PROBLEM DETAILS:
Count the lines in the listing below that contain the string "heater", treating uppercase and lowercase as different. Reply with the number only.

DATA RECORDS:
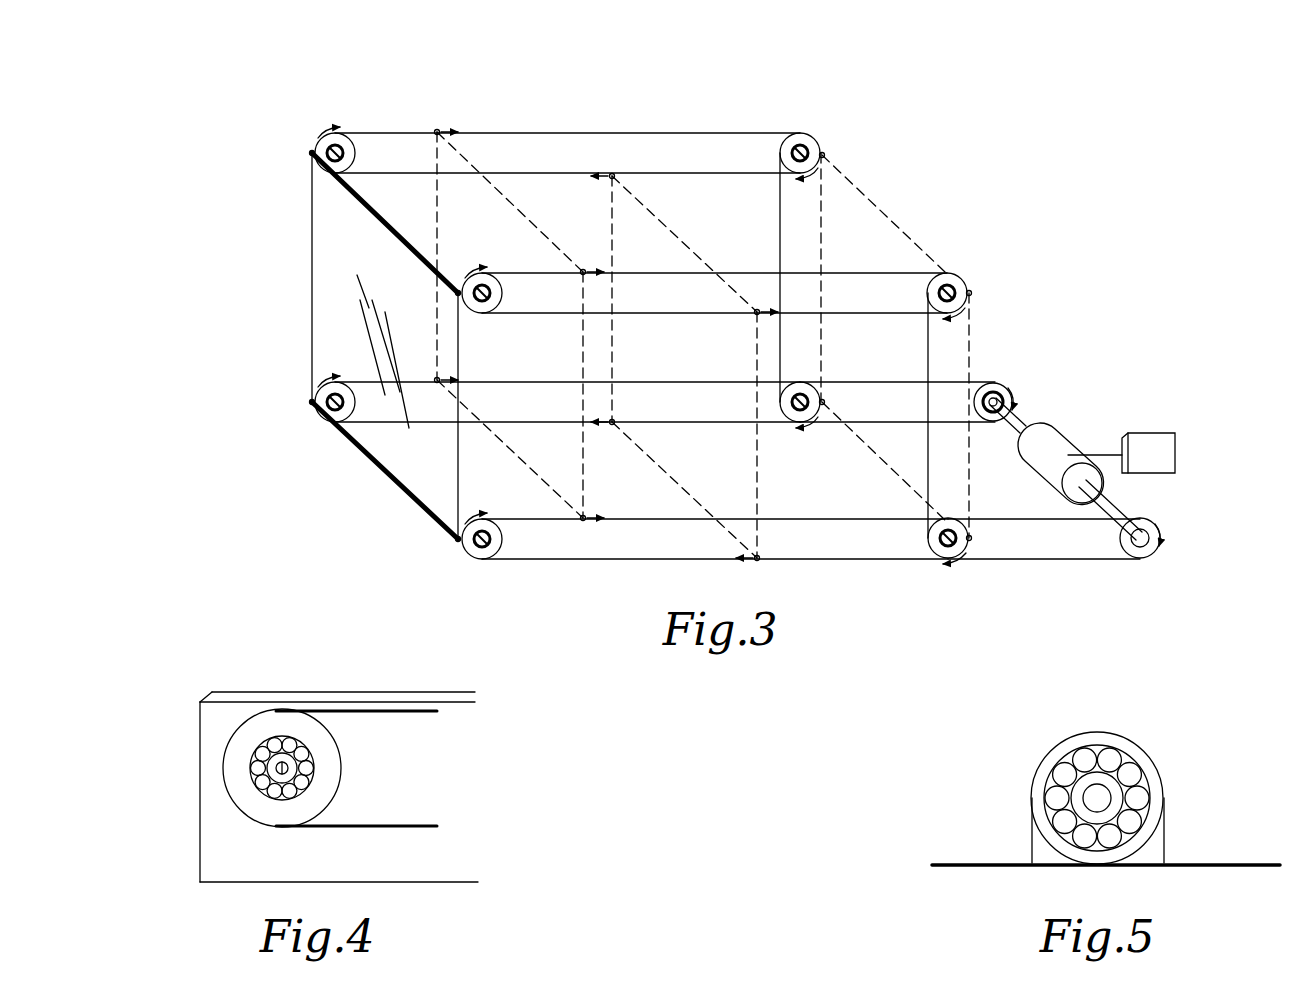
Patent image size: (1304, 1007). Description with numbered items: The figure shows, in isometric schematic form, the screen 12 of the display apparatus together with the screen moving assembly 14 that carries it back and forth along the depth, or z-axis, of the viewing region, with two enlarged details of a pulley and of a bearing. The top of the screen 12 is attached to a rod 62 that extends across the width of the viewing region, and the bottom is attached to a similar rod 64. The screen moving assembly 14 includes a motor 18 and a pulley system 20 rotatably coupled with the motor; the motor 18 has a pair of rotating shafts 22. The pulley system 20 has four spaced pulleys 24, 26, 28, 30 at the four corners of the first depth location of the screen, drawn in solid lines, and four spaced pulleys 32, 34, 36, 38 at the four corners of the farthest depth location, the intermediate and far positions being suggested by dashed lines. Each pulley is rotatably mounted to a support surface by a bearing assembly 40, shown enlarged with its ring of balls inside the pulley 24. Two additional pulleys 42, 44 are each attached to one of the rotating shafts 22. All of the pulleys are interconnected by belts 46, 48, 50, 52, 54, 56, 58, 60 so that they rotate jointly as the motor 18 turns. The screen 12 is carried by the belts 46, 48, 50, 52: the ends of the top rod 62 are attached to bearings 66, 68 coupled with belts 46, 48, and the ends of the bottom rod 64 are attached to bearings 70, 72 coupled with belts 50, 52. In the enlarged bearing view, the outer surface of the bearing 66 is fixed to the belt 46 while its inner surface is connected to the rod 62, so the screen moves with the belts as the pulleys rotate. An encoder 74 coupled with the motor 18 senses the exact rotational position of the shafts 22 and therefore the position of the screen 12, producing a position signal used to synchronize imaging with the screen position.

==

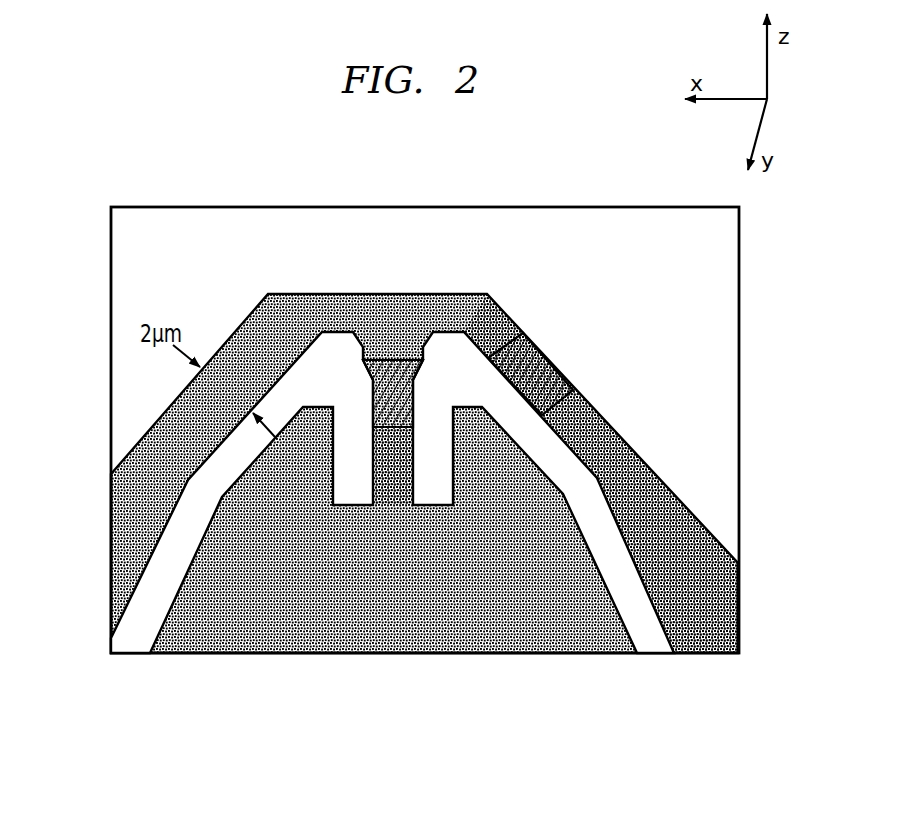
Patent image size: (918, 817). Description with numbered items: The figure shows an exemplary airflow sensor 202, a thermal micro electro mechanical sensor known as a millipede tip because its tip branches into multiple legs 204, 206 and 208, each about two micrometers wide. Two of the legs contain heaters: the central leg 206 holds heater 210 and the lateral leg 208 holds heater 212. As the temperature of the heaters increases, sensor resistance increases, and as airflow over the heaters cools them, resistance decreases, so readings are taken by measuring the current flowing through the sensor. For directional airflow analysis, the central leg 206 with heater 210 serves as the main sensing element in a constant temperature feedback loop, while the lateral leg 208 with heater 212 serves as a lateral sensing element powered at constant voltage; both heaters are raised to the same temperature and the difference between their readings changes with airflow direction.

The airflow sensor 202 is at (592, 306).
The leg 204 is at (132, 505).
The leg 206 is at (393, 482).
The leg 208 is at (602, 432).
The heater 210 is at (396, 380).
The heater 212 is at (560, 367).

SOLUTION TO THIS EXERCISE:
3